Task brief:
Make an exact copy of all the records.
──────── Material provided
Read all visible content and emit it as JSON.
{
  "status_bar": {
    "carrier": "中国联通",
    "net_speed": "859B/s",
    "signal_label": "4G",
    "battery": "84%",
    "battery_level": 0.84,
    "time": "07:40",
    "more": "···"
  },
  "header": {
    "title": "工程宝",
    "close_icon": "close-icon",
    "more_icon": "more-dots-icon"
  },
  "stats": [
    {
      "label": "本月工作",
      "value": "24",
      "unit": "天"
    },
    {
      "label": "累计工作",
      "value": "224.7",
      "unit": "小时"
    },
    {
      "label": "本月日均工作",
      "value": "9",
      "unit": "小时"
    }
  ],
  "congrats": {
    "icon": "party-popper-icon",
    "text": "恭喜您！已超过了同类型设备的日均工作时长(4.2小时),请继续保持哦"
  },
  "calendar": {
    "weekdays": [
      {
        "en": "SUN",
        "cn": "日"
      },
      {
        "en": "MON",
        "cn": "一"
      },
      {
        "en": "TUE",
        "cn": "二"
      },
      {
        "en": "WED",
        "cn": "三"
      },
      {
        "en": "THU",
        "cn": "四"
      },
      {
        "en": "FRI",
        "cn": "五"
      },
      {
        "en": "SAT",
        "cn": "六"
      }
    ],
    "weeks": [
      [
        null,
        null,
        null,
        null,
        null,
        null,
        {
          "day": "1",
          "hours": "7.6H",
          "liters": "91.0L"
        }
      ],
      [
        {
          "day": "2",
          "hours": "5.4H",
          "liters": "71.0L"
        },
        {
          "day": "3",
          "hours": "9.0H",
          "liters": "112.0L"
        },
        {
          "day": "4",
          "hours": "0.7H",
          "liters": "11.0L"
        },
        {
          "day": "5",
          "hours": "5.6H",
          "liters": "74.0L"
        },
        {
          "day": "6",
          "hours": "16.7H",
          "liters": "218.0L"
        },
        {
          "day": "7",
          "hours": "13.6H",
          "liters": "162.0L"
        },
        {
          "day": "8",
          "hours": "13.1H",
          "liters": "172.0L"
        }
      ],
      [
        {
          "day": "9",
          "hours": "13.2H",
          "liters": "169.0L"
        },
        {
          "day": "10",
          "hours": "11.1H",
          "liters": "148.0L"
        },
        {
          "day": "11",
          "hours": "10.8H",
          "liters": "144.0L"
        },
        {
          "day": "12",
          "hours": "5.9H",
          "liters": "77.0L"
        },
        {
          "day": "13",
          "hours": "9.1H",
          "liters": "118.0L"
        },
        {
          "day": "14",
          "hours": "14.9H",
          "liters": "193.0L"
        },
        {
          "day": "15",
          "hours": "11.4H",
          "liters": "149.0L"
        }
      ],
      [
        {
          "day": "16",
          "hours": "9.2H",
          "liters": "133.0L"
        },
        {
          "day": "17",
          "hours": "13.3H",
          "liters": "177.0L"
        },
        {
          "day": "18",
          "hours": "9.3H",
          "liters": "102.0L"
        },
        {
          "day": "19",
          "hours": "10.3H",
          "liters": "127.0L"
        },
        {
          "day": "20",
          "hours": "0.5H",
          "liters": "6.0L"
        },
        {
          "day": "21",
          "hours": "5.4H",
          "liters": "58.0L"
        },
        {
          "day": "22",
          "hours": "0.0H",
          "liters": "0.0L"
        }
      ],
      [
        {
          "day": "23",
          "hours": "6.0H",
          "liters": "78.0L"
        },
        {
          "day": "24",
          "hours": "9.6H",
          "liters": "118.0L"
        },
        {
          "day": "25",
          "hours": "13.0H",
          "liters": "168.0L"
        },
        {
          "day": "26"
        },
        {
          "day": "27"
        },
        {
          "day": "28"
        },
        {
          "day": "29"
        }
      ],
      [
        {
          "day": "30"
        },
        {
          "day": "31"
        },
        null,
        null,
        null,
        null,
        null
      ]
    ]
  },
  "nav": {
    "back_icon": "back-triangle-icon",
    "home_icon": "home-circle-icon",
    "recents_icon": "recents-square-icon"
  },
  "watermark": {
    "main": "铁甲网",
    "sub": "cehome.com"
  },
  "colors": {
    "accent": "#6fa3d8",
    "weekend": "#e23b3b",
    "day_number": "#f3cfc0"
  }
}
────────────────
Task result:
Read all visible content and emit it as JSON.
{
  "status_bar": {
    "carrier": "中国联通",
    "net_speed": "859B/s",
    "signal_label": "4G",
    "battery": "84%",
    "battery_level": 0.84,
    "time": "07:40",
    "more": "···"
  },
  "header": {
    "title": "工程宝",
    "close_icon": "close-icon",
    "more_icon": "more-dots-icon"
  },
  "stats": [
    {
      "label": "本月工作",
      "value": "24",
      "unit": "天"
    },
    {
      "label": "累计工作",
      "value": "224.7",
      "unit": "小时"
    },
    {
      "label": "本月日均工作",
      "value": "9",
      "unit": "小时"
    }
  ],
  "congrats": {
    "icon": "party-popper-icon",
    "text": "恭喜您！已超过了同类型设备的日均工作时长(4.2小时),请继续保持哦"
  },
  "calendar": {
    "weekdays": [
      {
        "en": "SUN",
        "cn": "日"
      },
      {
        "en": "MON",
        "cn": "一"
      },
      {
        "en": "TUE",
        "cn": "二"
      },
      {
        "en": "WED",
        "cn": "三"
      },
      {
        "en": "THU",
        "cn": "四"
      },
      {
        "en": "FRI",
        "cn": "五"
      },
      {
        "en": "SAT",
        "cn": "六"
      }
    ],
    "weeks": [
      [
        null,
        null,
        null,
        null,
        null,
        null,
        {
          "day": "1",
          "hours": "7.6H",
          "liters": "91.0L"
        }
      ],
      [
        {
          "day": "2",
          "hours": "5.4H",
          "liters": "71.0L"
        },
        {
          "day": "3",
          "hours": "9.0H",
          "liters": "112.0L"
        },
        {
          "day": "4",
          "hours": "0.7H",
          "liters": "11.0L"
        },
        {
          "day": "5",
          "hours": "5.6H",
          "liters": "74.0L"
        },
        {
          "day": "6",
          "hours": "16.7H",
          "liters": "218.0L"
        },
        {
          "day": "7",
          "hours": "13.6H",
          "liters": "162.0L"
        },
        {
          "day": "8",
          "hours": "13.1H",
          "liters": "172.0L"
        }
      ],
      [
        {
          "day": "9",
          "hours": "13.2H",
          "liters": "169.0L"
        },
        {
          "day": "10",
          "hours": "11.1H",
          "liters": "148.0L"
        },
        {
          "day": "11",
          "hours": "10.8H",
          "liters": "144.0L"
        },
        {
          "day": "12",
          "hours": "5.9H",
          "liters": "77.0L"
        },
        {
          "day": "13",
          "hours": "9.1H",
          "liters": "118.0L"
        },
        {
          "day": "14",
          "hours": "14.9H",
          "liters": "193.0L"
        },
        {
          "day": "15",
          "hours": "11.4H",
          "liters": "149.0L"
        }
      ],
      [
        {
          "day": "16",
          "hours": "9.2H",
          "liters": "133.0L"
        },
        {
          "day": "17",
          "hours": "13.3H",
          "liters": "177.0L"
        },
        {
          "day": "18",
          "hours": "9.3H",
          "liters": "102.0L"
        },
        {
          "day": "19",
          "hours": "10.3H",
          "liters": "127.0L"
        },
        {
          "day": "20",
          "hours": "0.5H",
          "liters": "6.0L"
        },
        {
          "day": "21",
          "hours": "5.4H",
          "liters": "58.0L"
        },
        {
          "day": "22",
          "hours": "0.0H",
          "liters": "0.0L"
        }
      ],
      [
        {
          "day": "23",
          "hours": "6.0H",
          "liters": "78.0L"
        },
        {
          "day": "24",
          "hours": "9.6H",
          "liters": "118.0L"
        },
        {
          "day": "25",
          "hours": "13.0H",
          "liters": "168.0L"
        },
        {
          "day": "26"
        },
        {
          "day": "27"
        },
        {
          "day": "28"
        },
        {
          "day": "29"
        }
      ],
      [
        {
          "day": "30"
        },
        {
          "day": "31"
        },
        null,
        null,
        null,
        null,
        null
      ]
    ]
  },
  "nav": {
    "back_icon": "back-triangle-icon",
    "home_icon": "home-circle-icon",
    "recents_icon": "recents-square-icon"
  },
  "watermark": {
    "main": "铁甲网",
    "sub": "cehome.com"
  },
  "colors": {
    "accent": "#6fa3d8",
    "weekend": "#e23b3b",
    "day_number": "#f3cfc0"
  }
}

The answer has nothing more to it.